**WRITTEN INSTRUCTION**
Return each line of the records with nothing changed, pictures excepted.

**DATA SECTION**
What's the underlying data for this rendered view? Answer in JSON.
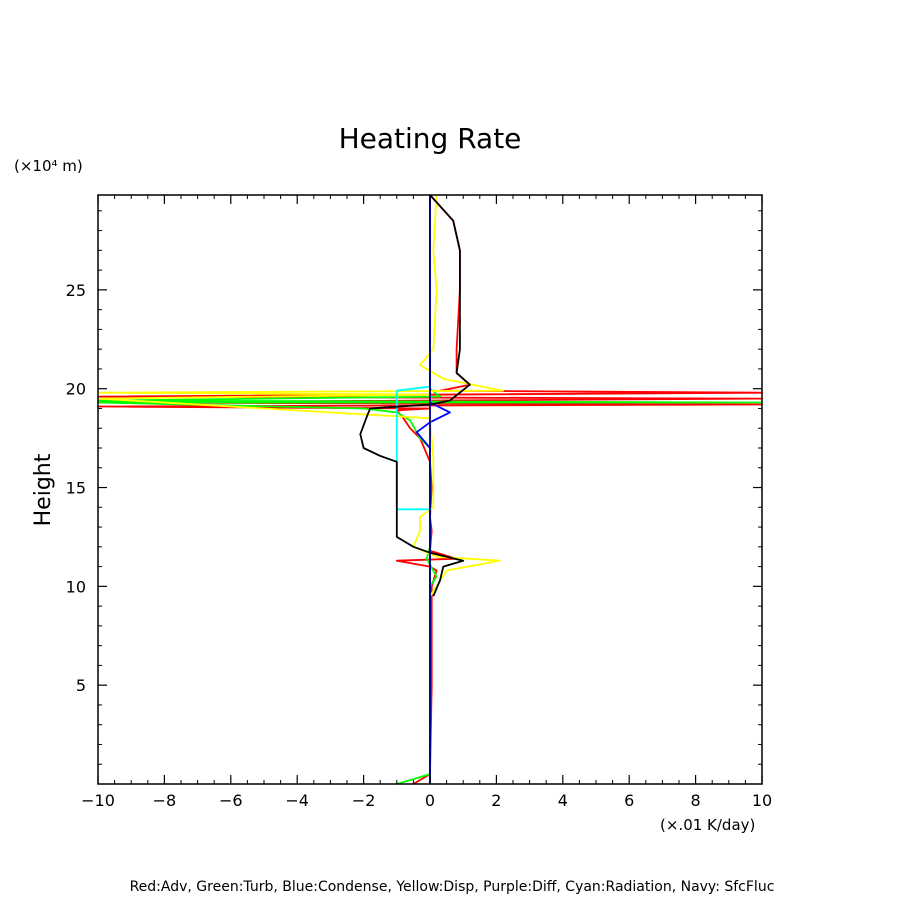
{
  "chart_data": {
    "type": "line",
    "title": "Heating Rate",
    "ylabel": "Height",
    "yunit": "(×10⁴ m)",
    "xunit": "(×.01 K/day)",
    "xlim": [
      -10,
      10
    ],
    "ylim": [
      0,
      29.8
    ],
    "xticks": [
      "−10",
      "−8",
      "−6",
      "−4",
      "−2",
      "0",
      "2",
      "4",
      "6",
      "8",
      "10"
    ],
    "xtick_values": [
      -10,
      -8,
      -6,
      -4,
      -2,
      0,
      2,
      4,
      6,
      8,
      10
    ],
    "yticks": [
      "5",
      "10",
      "15",
      "20",
      "25"
    ],
    "ytick_values": [
      5,
      10,
      15,
      20,
      25
    ],
    "legend_text": "Red:Adv, Green:Turb, Blue:Condense, Yellow:Disp, Purple:Diff, Cyan:Radiation, Navy: SfcFluc",
    "grid": false,
    "series": [
      {
        "color": "#ff0000",
        "points": [
          [
            -0.5,
            0
          ],
          [
            0,
            0.5
          ],
          [
            0.05,
            5
          ],
          [
            0.05,
            10
          ],
          [
            0.2,
            10.8
          ],
          [
            0,
            11
          ],
          [
            -1,
            11.3
          ],
          [
            0.8,
            11.4
          ],
          [
            0,
            11.8
          ],
          [
            0.05,
            12.8
          ],
          [
            0,
            13.5
          ],
          [
            0.05,
            15
          ],
          [
            0,
            16.3
          ],
          [
            -0.3,
            17.5
          ],
          [
            -0.6,
            18
          ],
          [
            -0.8,
            18.5
          ],
          [
            -1,
            18.9
          ],
          [
            0,
            19
          ],
          [
            -10,
            19.1
          ],
          [
            10,
            19.2
          ],
          [
            -10,
            19.3
          ],
          [
            10,
            19.5
          ],
          [
            -10,
            19.6
          ],
          [
            10,
            19.8
          ],
          [
            0.3,
            19.9
          ],
          [
            1.2,
            20.2
          ],
          [
            0.8,
            20.8
          ],
          [
            0.8,
            22
          ],
          [
            0.9,
            25
          ],
          [
            0.9,
            27
          ],
          [
            0.7,
            28.5
          ],
          [
            0,
            29.8
          ]
        ]
      },
      {
        "color": "#00ff00",
        "points": [
          [
            -1,
            0
          ],
          [
            0,
            0.5
          ],
          [
            0,
            10
          ],
          [
            0.2,
            10.5
          ],
          [
            -0.1,
            11.4
          ],
          [
            0,
            12
          ],
          [
            0,
            17
          ],
          [
            -0.3,
            17.5
          ],
          [
            -0.6,
            18.4
          ],
          [
            -1,
            18.8
          ],
          [
            -2,
            19
          ],
          [
            -10,
            19.3
          ],
          [
            10,
            19.3
          ],
          [
            -10,
            19.4
          ],
          [
            0.3,
            19.6
          ],
          [
            0,
            20
          ]
        ]
      },
      {
        "color": "#0000ff",
        "points": [
          [
            0,
            0
          ],
          [
            0,
            17
          ],
          [
            -0.4,
            17.8
          ],
          [
            0,
            18.3
          ],
          [
            0.6,
            18.8
          ],
          [
            0,
            19.3
          ],
          [
            0,
            29.8
          ]
        ]
      },
      {
        "color": "#ffff00",
        "points": [
          [
            0,
            9.5
          ],
          [
            0.5,
            10.8
          ],
          [
            2.1,
            11.3
          ],
          [
            0.2,
            11.5
          ],
          [
            -0.5,
            12
          ],
          [
            -0.3,
            12.8
          ],
          [
            -0.3,
            13.5
          ],
          [
            0.1,
            14
          ],
          [
            0.1,
            16.5
          ],
          [
            0,
            18.5
          ],
          [
            -10,
            19.5
          ],
          [
            0,
            19.7
          ],
          [
            -10,
            19.8
          ],
          [
            2.2,
            19.9
          ],
          [
            0.4,
            20.5
          ],
          [
            -0.3,
            21.2
          ],
          [
            0.1,
            22
          ],
          [
            0.2,
            25
          ],
          [
            0.1,
            27
          ],
          [
            0.2,
            29.8
          ]
        ]
      },
      {
        "color": "#00ffff",
        "points": [
          [
            0,
            13.9
          ],
          [
            -1,
            13.9
          ],
          [
            -1,
            19.9
          ],
          [
            0,
            20.1
          ]
        ]
      },
      {
        "color": "#000000",
        "points": [
          [
            0.1,
            9.5
          ],
          [
            0.3,
            10.3
          ],
          [
            0.4,
            11
          ],
          [
            1,
            11.3
          ],
          [
            0,
            11.7
          ],
          [
            -0.5,
            12
          ],
          [
            -1,
            12.5
          ],
          [
            -1,
            14
          ],
          [
            -1,
            16.3
          ],
          [
            -1.5,
            16.6
          ],
          [
            -2,
            17
          ],
          [
            -2.1,
            17.7
          ],
          [
            -1.9,
            18.6
          ],
          [
            -1.8,
            19
          ],
          [
            0,
            19.2
          ],
          [
            0.6,
            19.4
          ],
          [
            1.2,
            20.2
          ],
          [
            0.8,
            20.8
          ],
          [
            0.9,
            22
          ],
          [
            0.9,
            25
          ],
          [
            0.9,
            27
          ],
          [
            0.7,
            28.5
          ],
          [
            0,
            29.8
          ]
        ]
      },
      {
        "color": "#000080",
        "points": [
          [
            0,
            0
          ],
          [
            0,
            29.8
          ]
        ]
      }
    ]
  }
}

**RESPONSE TO THIS TASK**
What's the underlying data for this rendered view? Answer in JSON.
{
  "chart_data": {
    "type": "line",
    "title": "Heating Rate",
    "ylabel": "Height",
    "yunit": "(×10⁴ m)",
    "xunit": "(×.01 K/day)",
    "xlim": [
      -10,
      10
    ],
    "ylim": [
      0,
      29.8
    ],
    "xticks": [
      "−10",
      "−8",
      "−6",
      "−4",
      "−2",
      "0",
      "2",
      "4",
      "6",
      "8",
      "10"
    ],
    "xtick_values": [
      -10,
      -8,
      -6,
      -4,
      -2,
      0,
      2,
      4,
      6,
      8,
      10
    ],
    "yticks": [
      "5",
      "10",
      "15",
      "20",
      "25"
    ],
    "ytick_values": [
      5,
      10,
      15,
      20,
      25
    ],
    "legend_text": "Red:Adv, Green:Turb, Blue:Condense, Yellow:Disp, Purple:Diff, Cyan:Radiation, Navy: SfcFluc",
    "grid": false,
    "series": [
      {
        "color": "#ff0000",
        "points": [
          [
            -0.5,
            0
          ],
          [
            0,
            0.5
          ],
          [
            0.05,
            5
          ],
          [
            0.05,
            10
          ],
          [
            0.2,
            10.8
          ],
          [
            0,
            11
          ],
          [
            -1,
            11.3
          ],
          [
            0.8,
            11.4
          ],
          [
            0,
            11.8
          ],
          [
            0.05,
            12.8
          ],
          [
            0,
            13.5
          ],
          [
            0.05,
            15
          ],
          [
            0,
            16.3
          ],
          [
            -0.3,
            17.5
          ],
          [
            -0.6,
            18
          ],
          [
            -0.8,
            18.5
          ],
          [
            -1,
            18.9
          ],
          [
            0,
            19
          ],
          [
            -10,
            19.1
          ],
          [
            10,
            19.2
          ],
          [
            -10,
            19.3
          ],
          [
            10,
            19.5
          ],
          [
            -10,
            19.6
          ],
          [
            10,
            19.8
          ],
          [
            0.3,
            19.9
          ],
          [
            1.2,
            20.2
          ],
          [
            0.8,
            20.8
          ],
          [
            0.8,
            22
          ],
          [
            0.9,
            25
          ],
          [
            0.9,
            27
          ],
          [
            0.7,
            28.5
          ],
          [
            0,
            29.8
          ]
        ]
      },
      {
        "color": "#00ff00",
        "points": [
          [
            -1,
            0
          ],
          [
            0,
            0.5
          ],
          [
            0,
            10
          ],
          [
            0.2,
            10.5
          ],
          [
            -0.1,
            11.4
          ],
          [
            0,
            12
          ],
          [
            0,
            17
          ],
          [
            -0.3,
            17.5
          ],
          [
            -0.6,
            18.4
          ],
          [
            -1,
            18.8
          ],
          [
            -2,
            19
          ],
          [
            -10,
            19.3
          ],
          [
            10,
            19.3
          ],
          [
            -10,
            19.4
          ],
          [
            0.3,
            19.6
          ],
          [
            0,
            20
          ]
        ]
      },
      {
        "color": "#0000ff",
        "points": [
          [
            0,
            0
          ],
          [
            0,
            17
          ],
          [
            -0.4,
            17.8
          ],
          [
            0,
            18.3
          ],
          [
            0.6,
            18.8
          ],
          [
            0,
            19.3
          ],
          [
            0,
            29.8
          ]
        ]
      },
      {
        "color": "#ffff00",
        "points": [
          [
            0,
            9.5
          ],
          [
            0.5,
            10.8
          ],
          [
            2.1,
            11.3
          ],
          [
            0.2,
            11.5
          ],
          [
            -0.5,
            12
          ],
          [
            -0.3,
            12.8
          ],
          [
            -0.3,
            13.5
          ],
          [
            0.1,
            14
          ],
          [
            0.1,
            16.5
          ],
          [
            0,
            18.5
          ],
          [
            -10,
            19.5
          ],
          [
            0,
            19.7
          ],
          [
            -10,
            19.8
          ],
          [
            2.2,
            19.9
          ],
          [
            0.4,
            20.5
          ],
          [
            -0.3,
            21.2
          ],
          [
            0.1,
            22
          ],
          [
            0.2,
            25
          ],
          [
            0.1,
            27
          ],
          [
            0.2,
            29.8
          ]
        ]
      },
      {
        "color": "#00ffff",
        "points": [
          [
            0,
            13.9
          ],
          [
            -1,
            13.9
          ],
          [
            -1,
            19.9
          ],
          [
            0,
            20.1
          ]
        ]
      },
      {
        "color": "#000000",
        "points": [
          [
            0.1,
            9.5
          ],
          [
            0.3,
            10.3
          ],
          [
            0.4,
            11
          ],
          [
            1,
            11.3
          ],
          [
            0,
            11.7
          ],
          [
            -0.5,
            12
          ],
          [
            -1,
            12.5
          ],
          [
            -1,
            14
          ],
          [
            -1,
            16.3
          ],
          [
            -1.5,
            16.6
          ],
          [
            -2,
            17
          ],
          [
            -2.1,
            17.7
          ],
          [
            -1.9,
            18.6
          ],
          [
            -1.8,
            19
          ],
          [
            0,
            19.2
          ],
          [
            0.6,
            19.4
          ],
          [
            1.2,
            20.2
          ],
          [
            0.8,
            20.8
          ],
          [
            0.9,
            22
          ],
          [
            0.9,
            25
          ],
          [
            0.9,
            27
          ],
          [
            0.7,
            28.5
          ],
          [
            0,
            29.8
          ]
        ]
      },
      {
        "color": "#000080",
        "points": [
          [
            0,
            0
          ],
          [
            0,
            29.8
          ]
        ]
      }
    ]
  }
}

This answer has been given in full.